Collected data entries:

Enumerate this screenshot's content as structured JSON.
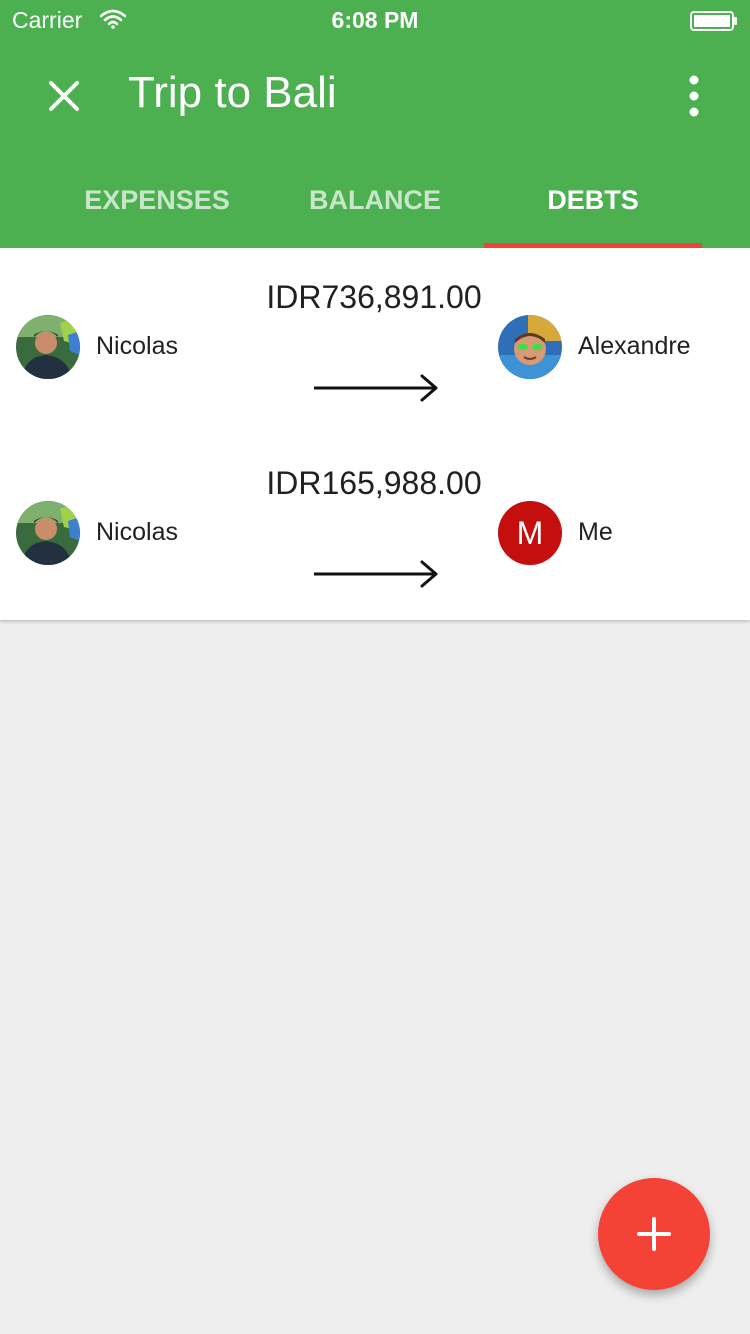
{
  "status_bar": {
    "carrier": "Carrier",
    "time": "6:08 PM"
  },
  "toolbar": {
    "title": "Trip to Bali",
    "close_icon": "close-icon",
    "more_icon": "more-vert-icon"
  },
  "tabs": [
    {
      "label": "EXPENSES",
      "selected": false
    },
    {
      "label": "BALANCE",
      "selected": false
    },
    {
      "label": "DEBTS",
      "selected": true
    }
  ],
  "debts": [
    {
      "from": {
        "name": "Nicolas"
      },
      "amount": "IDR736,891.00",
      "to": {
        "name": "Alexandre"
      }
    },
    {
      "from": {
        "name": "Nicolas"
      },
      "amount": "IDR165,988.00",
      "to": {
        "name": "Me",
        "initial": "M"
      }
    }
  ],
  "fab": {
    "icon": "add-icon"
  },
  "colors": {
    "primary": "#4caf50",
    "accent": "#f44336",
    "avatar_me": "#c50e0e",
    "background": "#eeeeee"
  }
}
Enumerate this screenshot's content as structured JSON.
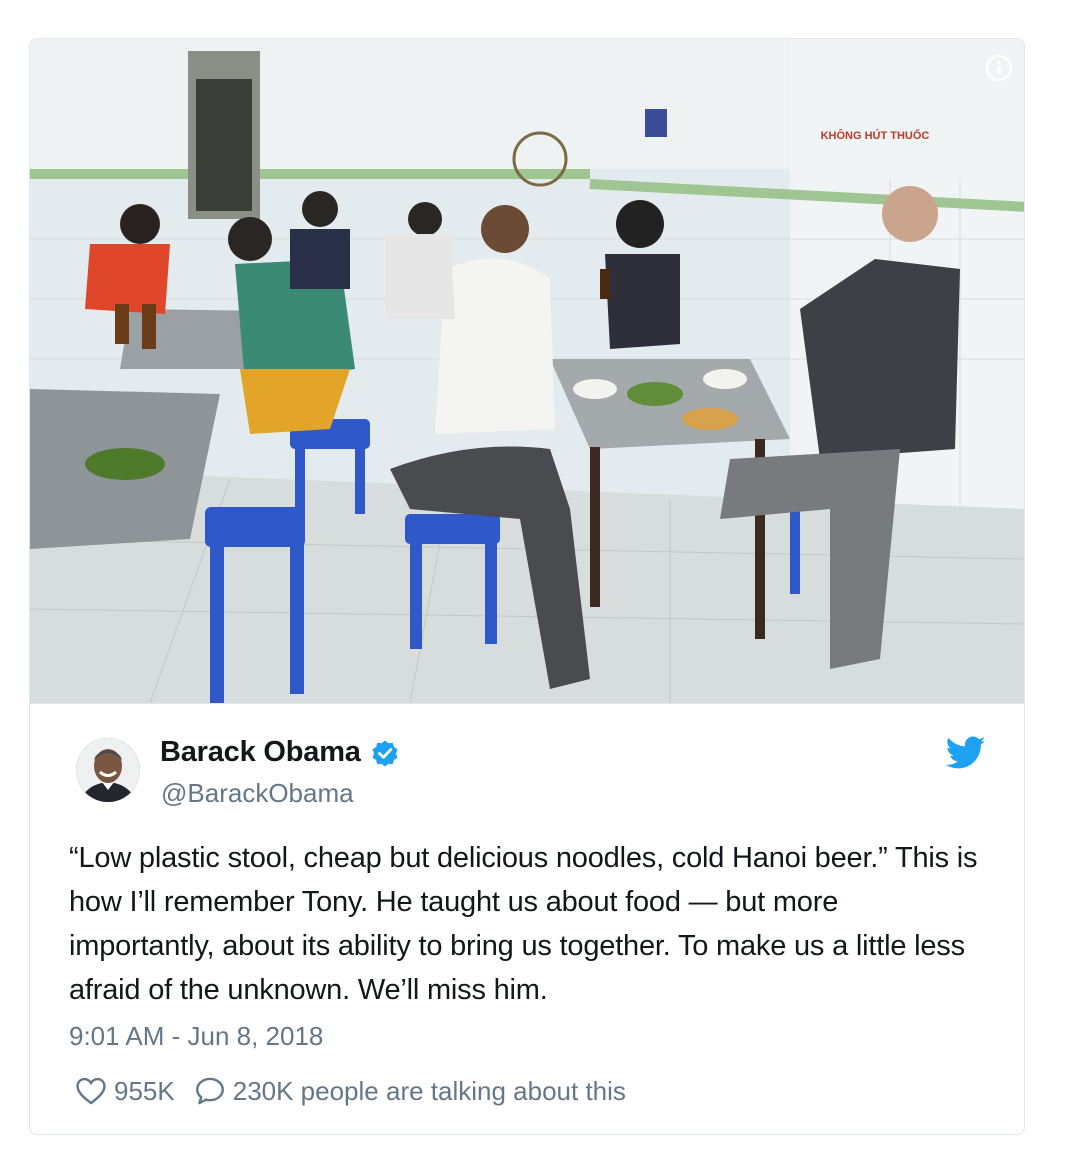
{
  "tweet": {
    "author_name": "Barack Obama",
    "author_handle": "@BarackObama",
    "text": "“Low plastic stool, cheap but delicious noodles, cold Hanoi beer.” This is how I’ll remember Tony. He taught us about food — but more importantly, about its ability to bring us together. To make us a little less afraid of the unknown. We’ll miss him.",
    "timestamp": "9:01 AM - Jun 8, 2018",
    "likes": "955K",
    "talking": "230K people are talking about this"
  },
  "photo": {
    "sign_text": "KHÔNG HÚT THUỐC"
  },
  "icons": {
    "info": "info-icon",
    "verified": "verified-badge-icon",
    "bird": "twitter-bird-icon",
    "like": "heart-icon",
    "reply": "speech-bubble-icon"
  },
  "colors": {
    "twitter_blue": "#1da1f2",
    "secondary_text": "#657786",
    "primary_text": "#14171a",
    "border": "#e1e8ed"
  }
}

...

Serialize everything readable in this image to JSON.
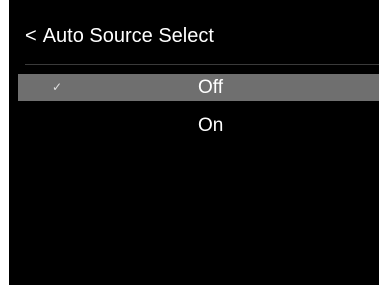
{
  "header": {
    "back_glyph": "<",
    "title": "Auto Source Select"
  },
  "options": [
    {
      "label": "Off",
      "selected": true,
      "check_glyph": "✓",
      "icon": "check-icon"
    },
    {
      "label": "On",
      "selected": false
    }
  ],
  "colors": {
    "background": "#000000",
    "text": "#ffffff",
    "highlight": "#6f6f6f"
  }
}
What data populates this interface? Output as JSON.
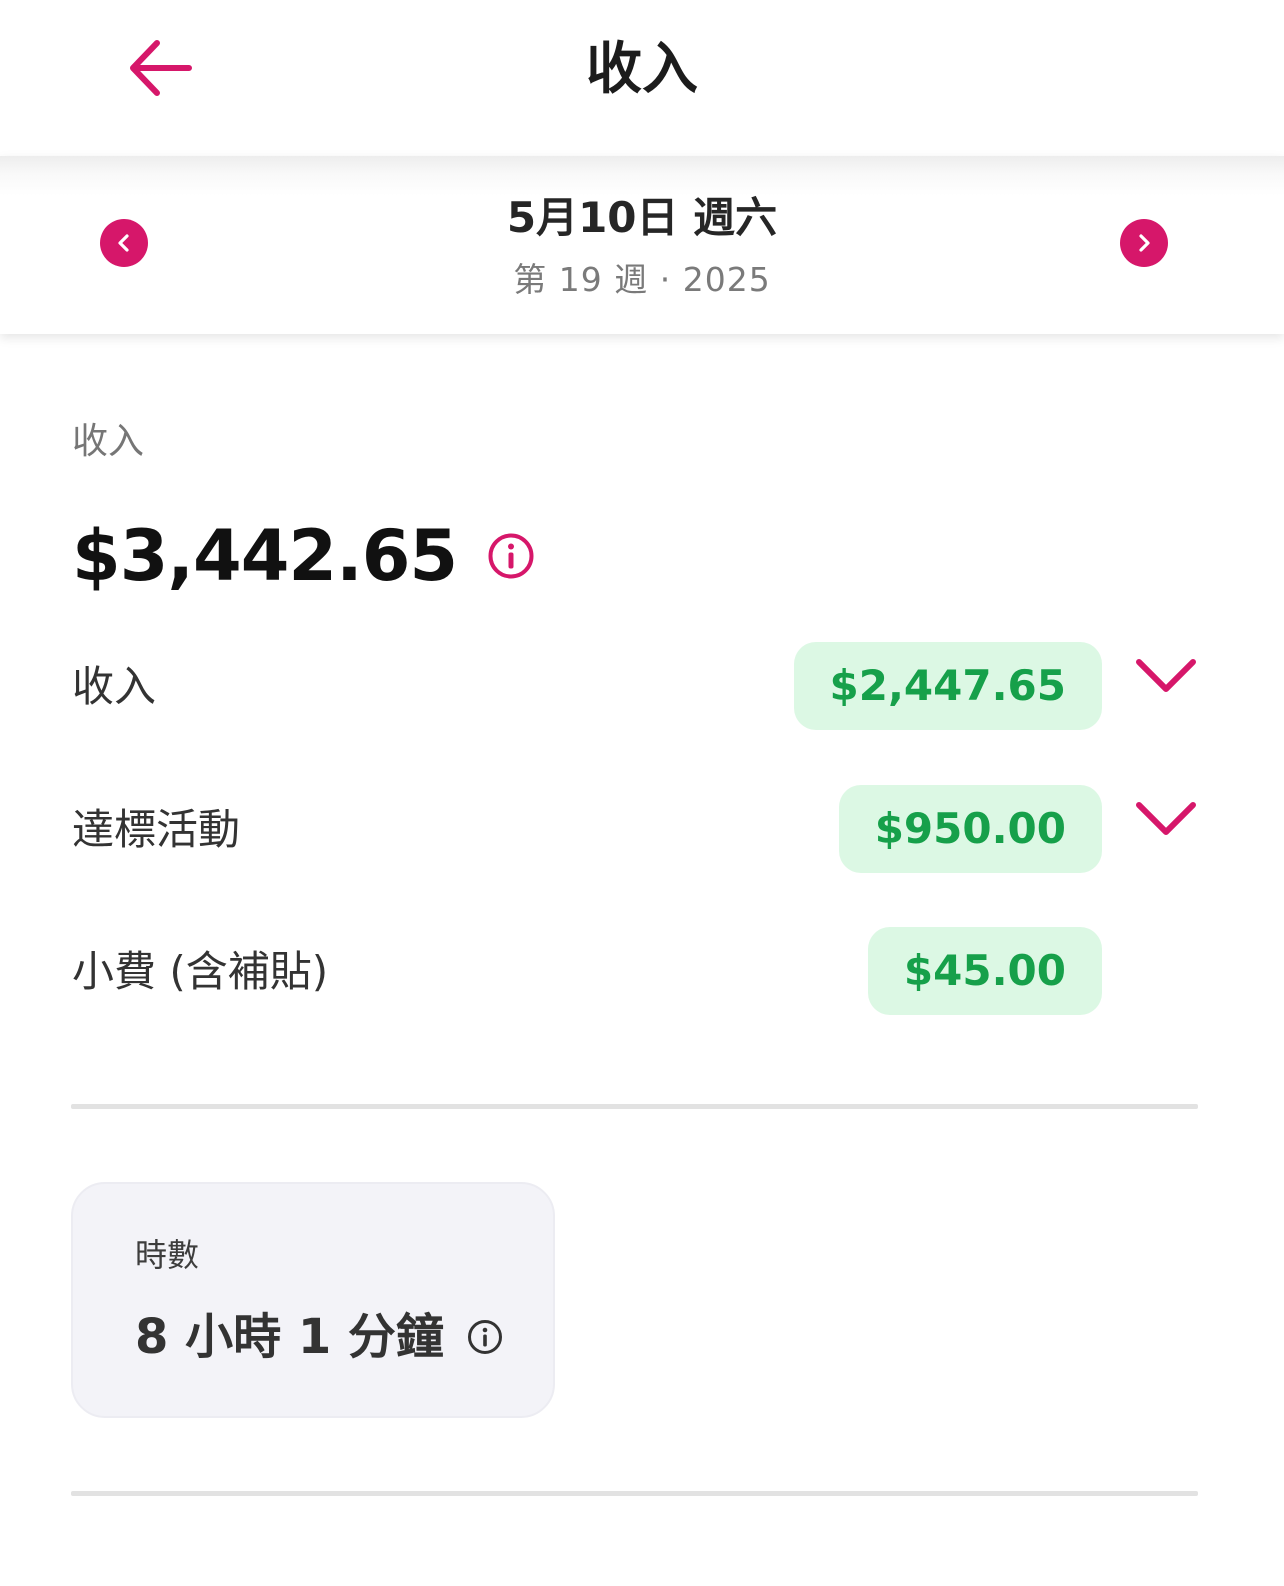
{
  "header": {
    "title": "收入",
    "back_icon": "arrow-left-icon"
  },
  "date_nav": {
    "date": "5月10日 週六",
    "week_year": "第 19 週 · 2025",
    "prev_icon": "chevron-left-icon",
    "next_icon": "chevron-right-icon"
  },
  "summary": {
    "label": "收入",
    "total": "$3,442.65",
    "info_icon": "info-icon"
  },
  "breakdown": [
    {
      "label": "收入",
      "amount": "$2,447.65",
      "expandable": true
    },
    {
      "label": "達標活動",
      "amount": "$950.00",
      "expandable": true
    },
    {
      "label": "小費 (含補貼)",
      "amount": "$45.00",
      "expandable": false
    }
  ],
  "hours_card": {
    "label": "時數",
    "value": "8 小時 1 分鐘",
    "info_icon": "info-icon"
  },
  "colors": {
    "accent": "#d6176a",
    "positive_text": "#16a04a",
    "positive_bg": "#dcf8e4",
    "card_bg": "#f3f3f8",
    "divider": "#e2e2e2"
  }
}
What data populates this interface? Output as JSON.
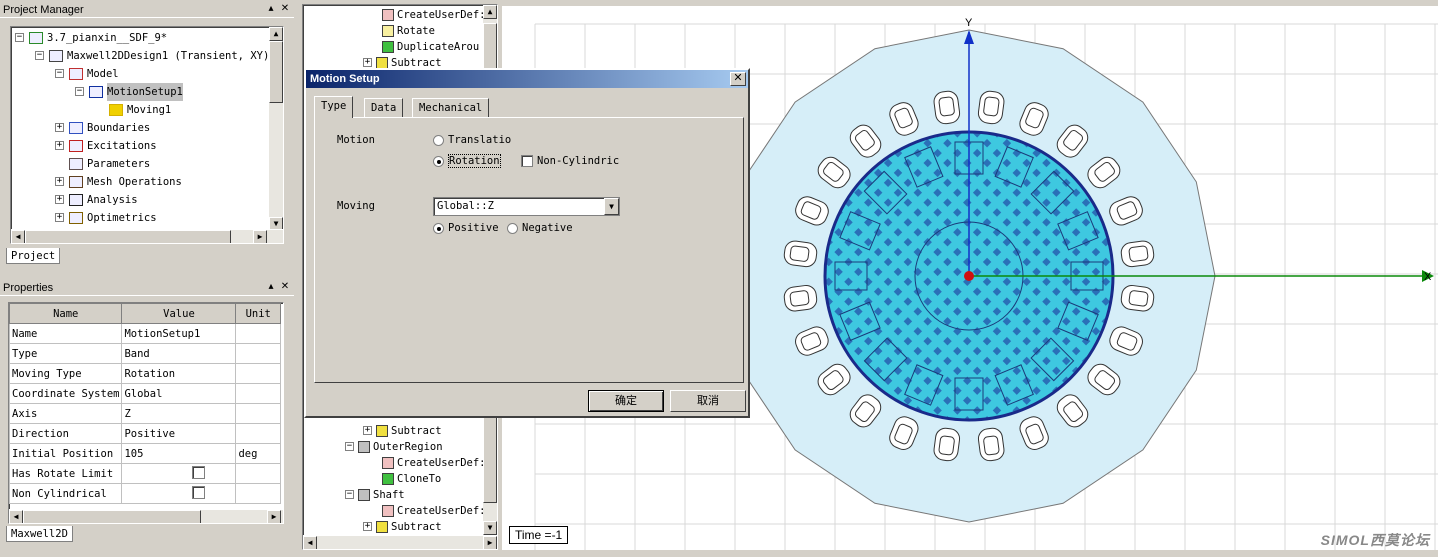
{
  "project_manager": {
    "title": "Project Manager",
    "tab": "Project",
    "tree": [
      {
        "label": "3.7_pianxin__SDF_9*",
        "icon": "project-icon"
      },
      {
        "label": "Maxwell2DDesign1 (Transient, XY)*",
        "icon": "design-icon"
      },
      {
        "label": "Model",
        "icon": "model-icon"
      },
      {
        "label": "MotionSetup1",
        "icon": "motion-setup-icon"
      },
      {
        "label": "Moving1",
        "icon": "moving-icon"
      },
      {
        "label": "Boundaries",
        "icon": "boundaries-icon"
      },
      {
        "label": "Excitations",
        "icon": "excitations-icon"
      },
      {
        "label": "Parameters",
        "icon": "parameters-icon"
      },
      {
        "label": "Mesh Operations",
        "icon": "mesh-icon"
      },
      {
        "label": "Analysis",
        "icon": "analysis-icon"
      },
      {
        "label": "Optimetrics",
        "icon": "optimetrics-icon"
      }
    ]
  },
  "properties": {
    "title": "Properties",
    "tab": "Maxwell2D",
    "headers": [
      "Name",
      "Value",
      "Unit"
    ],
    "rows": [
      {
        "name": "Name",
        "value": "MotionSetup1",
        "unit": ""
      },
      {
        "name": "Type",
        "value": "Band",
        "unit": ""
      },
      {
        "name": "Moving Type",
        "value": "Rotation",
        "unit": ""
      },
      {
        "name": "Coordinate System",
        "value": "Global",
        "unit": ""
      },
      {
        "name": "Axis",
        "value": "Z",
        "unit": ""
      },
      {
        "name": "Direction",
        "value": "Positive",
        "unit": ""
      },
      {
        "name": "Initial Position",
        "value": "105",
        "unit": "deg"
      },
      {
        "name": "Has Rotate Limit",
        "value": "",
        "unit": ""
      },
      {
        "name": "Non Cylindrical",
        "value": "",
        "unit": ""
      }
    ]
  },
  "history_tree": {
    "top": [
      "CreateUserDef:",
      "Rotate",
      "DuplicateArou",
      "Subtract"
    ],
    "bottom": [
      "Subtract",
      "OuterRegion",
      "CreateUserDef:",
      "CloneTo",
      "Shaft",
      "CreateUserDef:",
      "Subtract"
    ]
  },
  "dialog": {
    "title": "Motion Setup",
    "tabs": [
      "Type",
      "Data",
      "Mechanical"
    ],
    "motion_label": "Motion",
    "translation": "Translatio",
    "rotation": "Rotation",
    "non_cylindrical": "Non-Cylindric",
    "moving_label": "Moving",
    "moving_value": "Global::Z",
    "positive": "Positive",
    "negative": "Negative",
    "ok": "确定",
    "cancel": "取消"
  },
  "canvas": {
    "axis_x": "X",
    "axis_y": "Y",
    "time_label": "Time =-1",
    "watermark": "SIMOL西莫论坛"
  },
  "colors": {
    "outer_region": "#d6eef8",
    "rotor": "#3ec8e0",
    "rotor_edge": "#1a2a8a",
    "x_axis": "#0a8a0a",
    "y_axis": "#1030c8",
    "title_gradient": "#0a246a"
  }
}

Description of the task: Report how many lines of the entries hold the word "amount". Nothing else is needed.

Finished exercise: 5